*Exercise directions*. Show all lines holding the string "data".

*Records supplied*.
——

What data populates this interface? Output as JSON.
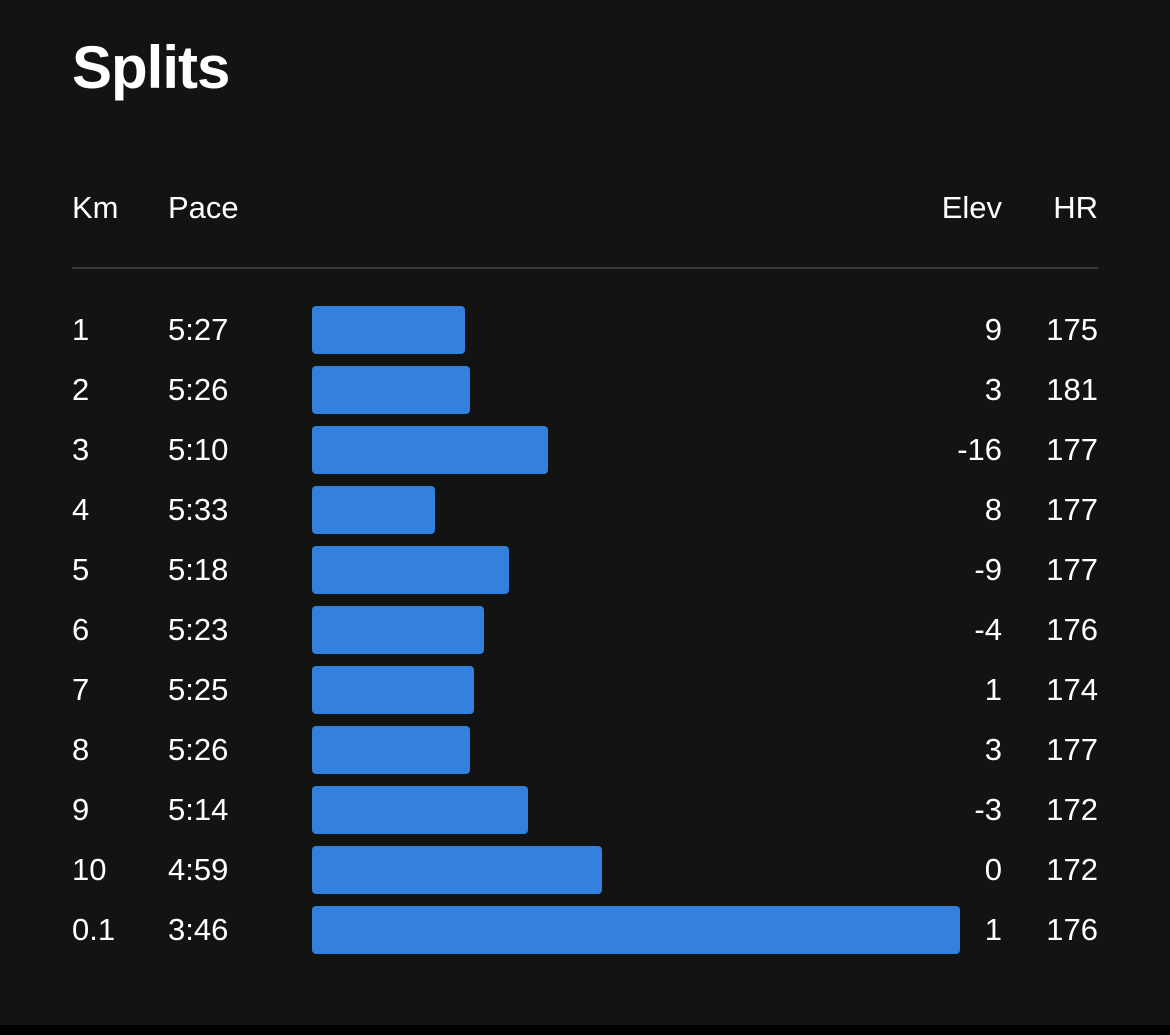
{
  "title": "Splits",
  "headers": {
    "km": "Km",
    "pace": "Pace",
    "elev": "Elev",
    "hr": "HR"
  },
  "colors": {
    "bar": "#3380dd",
    "background": "#131313",
    "divider": "#3a3a3a"
  },
  "splits": [
    {
      "km": "1",
      "pace": "5:27",
      "elev": "9",
      "hr": "175",
      "pace_seconds": 327
    },
    {
      "km": "2",
      "pace": "5:26",
      "elev": "3",
      "hr": "181",
      "pace_seconds": 326
    },
    {
      "km": "3",
      "pace": "5:10",
      "elev": "-16",
      "hr": "177",
      "pace_seconds": 310
    },
    {
      "km": "4",
      "pace": "5:33",
      "elev": "8",
      "hr": "177",
      "pace_seconds": 333
    },
    {
      "km": "5",
      "pace": "5:18",
      "elev": "-9",
      "hr": "177",
      "pace_seconds": 318
    },
    {
      "km": "6",
      "pace": "5:23",
      "elev": "-4",
      "hr": "176",
      "pace_seconds": 323
    },
    {
      "km": "7",
      "pace": "5:25",
      "elev": "1",
      "hr": "174",
      "pace_seconds": 325
    },
    {
      "km": "8",
      "pace": "5:26",
      "elev": "3",
      "hr": "177",
      "pace_seconds": 326
    },
    {
      "km": "9",
      "pace": "5:14",
      "elev": "-3",
      "hr": "172",
      "pace_seconds": 314
    },
    {
      "km": "10",
      "pace": "4:59",
      "elev": "0",
      "hr": "172",
      "pace_seconds": 299
    },
    {
      "km": "0.1",
      "pace": "3:46",
      "elev": "1",
      "hr": "176",
      "pace_seconds": 226
    }
  ]
}
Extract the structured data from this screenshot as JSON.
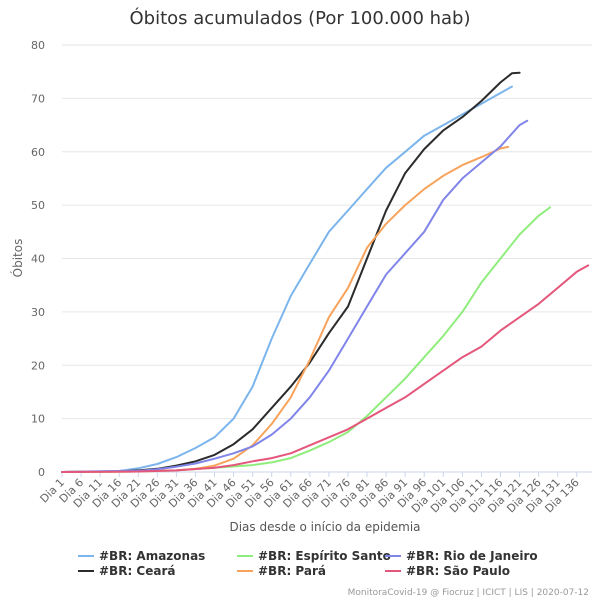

——

*Answer to the problem*.
What data populates this interface? Output as JSON.
Extract the structured data from this screenshot as JSON.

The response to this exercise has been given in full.